Segment Start: RECORDS FOR THIS TASK

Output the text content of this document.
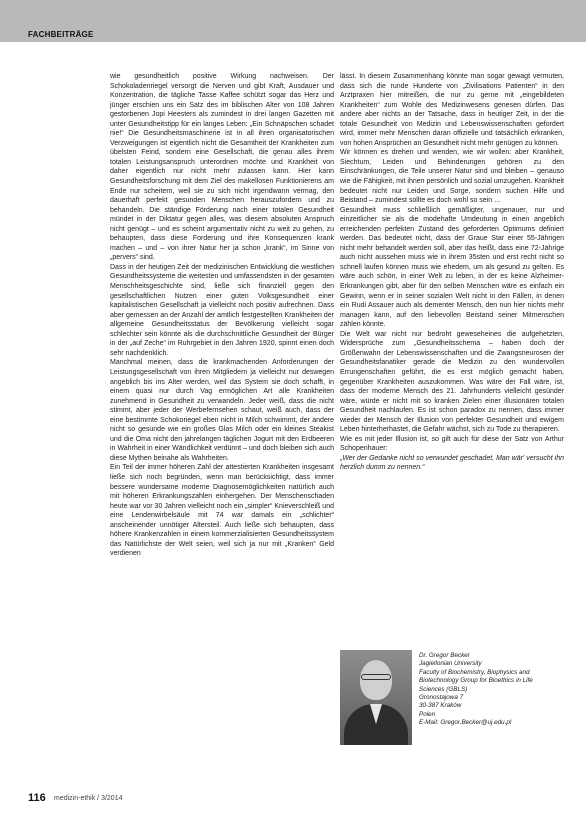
FACHBEITRÄGE

wie gesundheitlich positive Wirkung nachweisen. Der Schokoladenriegel versorgt die Nerven und gibt Kraft, Ausdauer und Konzentration, die tägliche Tasse Kaffee schützt sogar das Herz und jünger erschien uns ein Satz des im biblischen Alter von 108 Jahren gestorbenen Jopi Heesters als zumindest in drei langen Gazetten mit unter Gesundheitstipp für ein langes Leben: „Ein Schnäpschen schadet nie!“ Die Gesundheitsmaschinerie ist in all ihren organisatorischen Verzweigungen ist eigentlich nicht die Gesamtheit der Krankheiten zum übelsten Feind, sondern eine Gesellschaft, die genau alles ihrem totalen Leistungsanspruch unterordnen möchte und Krankheit von daher eigentlich nur nicht mehr zulassen kann. Hier kann Gesundheitsforschung mit dem Ziel des makellosen Funktionierens am Ende nur scheitern, weil sie zu sich nicht irgendwann vermag, den dauerhaft perfekt gesunden Menschen herauszufordern und zu behandeln. Die ständige Förderung nach einer totalen Gesundheit mündet in der Diktatur gegen alles, was diesem absoluten Anspruch nicht genügt – und es scheint argumentativ nicht zu weit zu gehen, zu behaupten, dass diese Forderung und ihre Konsequenzen krank machen – und – von ihrer Natur her ja schon „krank“, im Sinne von „pervers“ sind.

Dass in der heutigen Zeit der medizinischen Entwicklung die westlichen Gesundheitssysteme die weitesten und umfassendsten in der gesamten Menschheitsgeschichte sind, ließe sich finanziell gegen den gesellschaftlichen Nutzen einer guten Volksgesundheit einer kapitalistischen Gesellschaft ja vielleicht noch positiv aufrechnen. Dass aber gemessen an der Anzahl der amtlich festgestellten Krankheiten der allgemeine Gesundheitsstatus der Bevölkerung vielleicht sogar schlechter sein könnte als die durchschnittliche Gesundheit der Bürger in der „auf Zeche“ im Ruhrgebiet in den Jahren 1920, spinnt einen doch sehr nachdenklich.

Manchmal meinen, dass die krankmachenden Anforderungen der Leistungsgesellschaft von ihren Mitgliedern ja vielleicht nur deswegen angeblich bis ins Alter werden, weil das System sie doch schafft, in einem quasi nur durch Vag ermöglichen Art alle Krankheiten zunehmend in Gesundheit zu verwandeln. Jeder weiß, dass die nicht stimmt, aber jeder der Werbefernsehen schaut, weiß auch, dass der eine bestimmte Schokoriegel eben nicht in Milch schwimmt, der andere nicht so gesunde wie ein großes Glas Milch oder ein kleines Steakist und die Oma nicht den jahrelangen täglichen Jogurt mit den Erdbeeren in Wahrheit in einer Wändlichkeit verdünnt – und doch bleiben sich auch diese Mythen beinahe als Wahrheiten.

Ein Teil der immer höheren Zahl der attestierten Krankheiten insgesamt ließe sich noch begründen, wenn man berücksichtigt, dass immer bessere wundersame moderne Diagnosemöglichkeiten natürlich auch mit höheren Erkrankungszahlen einhergehen. Der Menschenschaden heute war vor 30 Jahren vielleicht noch ein „simpler“ Knieverschleiß und eine Lendenwirbelsäule mit 74 war damals ein „schlichter“ anscheinender unnötiger Altersteil. Auch ließe sich behaupten, dass höhere Krankenzahlen in einem kommerzialisierten Gesundheitssystem das Natürlichste der Welt seien, weil sich ja nur mit „Kranken“ Geld verdienen

lässt. In diesem Zusammenhang könnte man sogar gewagt vermuten, dass sich die runde Hunderte von „Zivilisations Patienten“ in den Arztpraxen hier mitreißen, die nur zu gerne mit „eingebildeten Krankheiten“ zum Wohle des Medizinwesens genesen dürfen. Das andere aber nichts an der Tatsache, dass in heutiger Zeit, in der die totale Gesundheit von Medizin und Lebenswissenschaften gefordert wird, immer mehr Menschen daran offizielle und tatsächlich erkranken, von hohen Ansprüchen an Gesundheit nicht mehr genügen zu können.

Wir können es drehen und wenden, wie wir wollen: aber Krankheit, Siechtum, Leiden und Behinderungen gehören zu den Einschränkungen, die Teile unserer Natur sind und bleiben – genauso wie die Fähigkeit, mit ihnen persönlich und sozial umzugehen. Krankheit bedeutet nicht nur Leiden und Sorge, sondern suchen Hilfe und Beistand – zumindest sollte es doch wohl so sein …

Gesundheit muss schließlich gemäßigter, ungenauer, nur und einzeitlicher sie als die modehafte Umdeutung in einen angeblich erreichenden perfekten Zustand des geforderten Optimums definiert werden. Das bedeutet nicht, dass der Graue Star einer 55-Jährigen nicht mehr behandelt werden soll, aber das heißt, dass eine 72-Jährige auch nicht aussehen muss wie in ihrem 35sten und erst recht nicht so schnell laufen können muss wie ehedem, um als gesund zu gelten. Es wäre auch schön, in einer Welt zu leben, in der es keine Alzheimer-Erkrankungen gibt, aber für den selben Menschen wäre es einfach ein Gewinn, wenn er in seiner sozialen Welt nicht in den Fällen, in denen ein Rudi Assauer auch als dementer Mensch, den nun hier nichts mehr managen kann, auf den liebevollen Beistand seiner Mitmenschen zählen könnte.

Die Welt war nicht nur bedroht geweseheines die aufgehetzten, Widersprüche zum „Gesundheitsschema – haben doch der Größenwahn der Lebenswissenschaften und die Zwangsneurosen der Gesundheitsfanatiker gerade die Medizin zu den wundervollen Errungenschaften geführt, die es erst möglich gemacht haben, gegenüber Krankheiten auszukommen. Was wäre der Fall wäre, ist, dass der moderne Mensch des 21. Jahrhunderts vielleicht gesünder wäre, würde er nicht mit so kranken Zielen einer illusionären totalen Gesundheit nachlaufen. Es ist schon paradox zu nennen, dass immer wieder der Mensch der Illusion von perfekter Gesundheit und ewigem Leben hinterherhastet, die Gefahr wächst, sich zu Tode zu therapieren.

Wie es mit jeder Illusion ist, so gilt auch für diese der Satz von Arthur Schopenhauer:

„Wer der Gedanke nicht so verwundet geschadet, Man wär' versucht ihn herzlich dumm zu nennen.“

Dr. Gregor Becker
Jagiellonian University
Faculty of Biochemistry, Biophysics and
Biotechnology Group for Bioethics in Life
Sciences (GBLS)
Gronostajowa 7
30-387 Kraków
Polen
E-Mail: Gregor.Becker@uj.edu.pl
116 medizin-ethik / 3/2014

Segment End: RECORDS FOR THIS TASK

▶ AIM OF THE TASK: Copy the listing over exactly, skipping the pictures it holds.

▶ RESPONSE AREA:
Output the text content of this document.
FACHBEITRÄGE

wie gesundheitlich positive Wirkung nachweisen. Der Schokoladenriegel versorgt die Nerven und gibt Kraft, Ausdauer und Konzentration, die tägliche Tasse Kaffee schützt sogar das Herz und jünger erschien uns ein Satz des im biblischen Alter von 108 Jahren gestorbenen Jopi Heesters als zumindest in drei langen Gazetten mit unter Gesundheitstipp für ein langes Leben: „Ein Schnäpschen schadet nie!“ Die Gesundheitsmaschinerie ist in all ihren organisatorischen Verzweigungen ist eigentlich nicht die Gesamtheit der Krankheiten zum übelsten Feind, sondern eine Gesellschaft, die genau alles ihrem totalen Leistungsanspruch unterordnen möchte und Krankheit von daher eigentlich nur nicht mehr zulassen kann. Hier kann Gesundheitsforschung mit dem Ziel des makellosen Funktionierens am Ende nur scheitern, weil sie zu sich nicht irgendwann vermag, den dauerhaft perfekt gesunden Menschen herauszufordern und zu behandeln. Die ständige Förderung nach einer totalen Gesundheit mündet in der Diktatur gegen alles, was diesem absoluten Anspruch nicht genügt – und es scheint argumentativ nicht zu weit zu gehen, zu behaupten, dass diese Forderung und ihre Konsequenzen krank machen – und – von ihrer Natur her ja schon „krank“, im Sinne von „pervers“ sind.

Dass in der heutigen Zeit der medizinischen Entwicklung die westlichen Gesundheitssysteme die weitesten und umfassendsten in der gesamten Menschheitsgeschichte sind, ließe sich finanziell gegen den gesellschaftlichen Nutzen einer guten Volksgesundheit einer kapitalistischen Gesellschaft ja vielleicht noch positiv aufrechnen. Dass aber gemessen an der Anzahl der amtlich festgestellten Krankheiten der allgemeine Gesundheitsstatus der Bevölkerung vielleicht sogar schlechter sein könnte als die durchschnittliche Gesundheit der Bürger in der „auf Zeche“ im Ruhrgebiet in den Jahren 1920, spinnt einen doch sehr nachdenklich.

Manchmal meinen, dass die krankmachenden Anforderungen der Leistungsgesellschaft von ihren Mitgliedern ja vielleicht nur deswegen angeblich bis ins Alter werden, weil das System sie doch schafft, in einem quasi nur durch Vag ermöglichen Art alle Krankheiten zunehmend in Gesundheit zu verwandeln. Jeder weiß, dass die nicht stimmt, aber jeder der Werbefernsehen schaut, weiß auch, dass der eine bestimmte Schokoriegel eben nicht in Milch schwimmt, der andere nicht so gesunde wie ein großes Glas Milch oder ein kleines Steakist und die Oma nicht den jahrelangen täglichen Jogurt mit den Erdbeeren in Wahrheit in einer Wändlichkeit verdünnt – und doch bleiben sich auch diese Mythen beinahe als Wahrheiten.

Ein Teil der immer höheren Zahl der attestierten Krankheiten insgesamt ließe sich noch begründen, wenn man berücksichtigt, dass immer bessere wundersame moderne Diagnosemöglichkeiten natürlich auch mit höheren Erkrankungszahlen einhergehen. Der Menschenschaden heute war vor 30 Jahren vielleicht noch ein „simpler“ Knieverschleiß und eine Lendenwirbelsäule mit 74 war damals ein „schlichter“ anscheinender unnötiger Altersteil. Auch ließe sich behaupten, dass höhere Krankenzahlen in einem kommerzialisierten Gesundheitssystem das Natürlichste der Welt seien, weil sich ja nur mit „Kranken“ Geld verdienen

lässt. In diesem Zusammenhang könnte man sogar gewagt vermuten, dass sich die runde Hunderte von „Zivilisations Patienten“ in den Arztpraxen hier mitreißen, die nur zu gerne mit „eingebildeten Krankheiten“ zum Wohle des Medizinwesens genesen dürfen. Das andere aber nichts an der Tatsache, dass in heutiger Zeit, in der die totale Gesundheit von Medizin und Lebenswissenschaften gefordert wird, immer mehr Menschen daran offizielle und tatsächlich erkranken, von hohen Ansprüchen an Gesundheit nicht mehr genügen zu können.

Wir können es drehen und wenden, wie wir wollen: aber Krankheit, Siechtum, Leiden und Behinderungen gehören zu den Einschränkungen, die Teile unserer Natur sind und bleiben – genauso wie die Fähigkeit, mit ihnen persönlich und sozial umzugehen. Krankheit bedeutet nicht nur Leiden und Sorge, sondern suchen Hilfe und Beistand – zumindest sollte es doch wohl so sein …

Gesundheit muss schließlich gemäßigter, ungenauer, nur und einzeitlicher sie als die modehafte Umdeutung in einen angeblich erreichenden perfekten Zustand des geforderten Optimums definiert werden. Das bedeutet nicht, dass der Graue Star einer 55-Jährigen nicht mehr behandelt werden soll, aber das heißt, dass eine 72-Jährige auch nicht aussehen muss wie in ihrem 35sten und erst recht nicht so schnell laufen können muss wie ehedem, um als gesund zu gelten. Es wäre auch schön, in einer Welt zu leben, in der es keine Alzheimer-Erkrankungen gibt, aber für den selben Menschen wäre es einfach ein Gewinn, wenn er in seiner sozialen Welt nicht in den Fällen, in denen ein Rudi Assauer auch als dementer Mensch, den nun hier nichts mehr managen kann, auf den liebevollen Beistand seiner Mitmenschen zählen könnte.

Die Welt war nicht nur bedroht geweseheines die aufgehetzten, Widersprüche zum „Gesundheitsschema – haben doch der Größenwahn der Lebenswissenschaften und die Zwangsneurosen der Gesundheitsfanatiker gerade die Medizin zu den wundervollen Errungenschaften geführt, die es erst möglich gemacht haben, gegenüber Krankheiten auszukommen. Was wäre der Fall wäre, ist, dass der moderne Mensch des 21. Jahrhunderts vielleicht gesünder wäre, würde er nicht mit so kranken Zielen einer illusionären totalen Gesundheit nachlaufen. Es ist schon paradox zu nennen, dass immer wieder der Mensch der Illusion von perfekter Gesundheit und ewigem Leben hinterherhastet, die Gefahr wächst, sich zu Tode zu therapieren.

Wie es mit jeder Illusion ist, so gilt auch für diese der Satz von Arthur Schopenhauer:

„Wer der Gedanke nicht so verwundet geschadet, Man wär' versucht ihn herzlich dumm zu nennen.“

Dr. Gregor Becker
Jagiellonian University
Faculty of Biochemistry, Biophysics and
Biotechnology Group for Bioethics in Life
Sciences (GBLS)
Gronostajowa 7
30-387 Kraków
Polen
E-Mail: Gregor.Becker@uj.edu.pl
116 medizin-ethik / 3/2014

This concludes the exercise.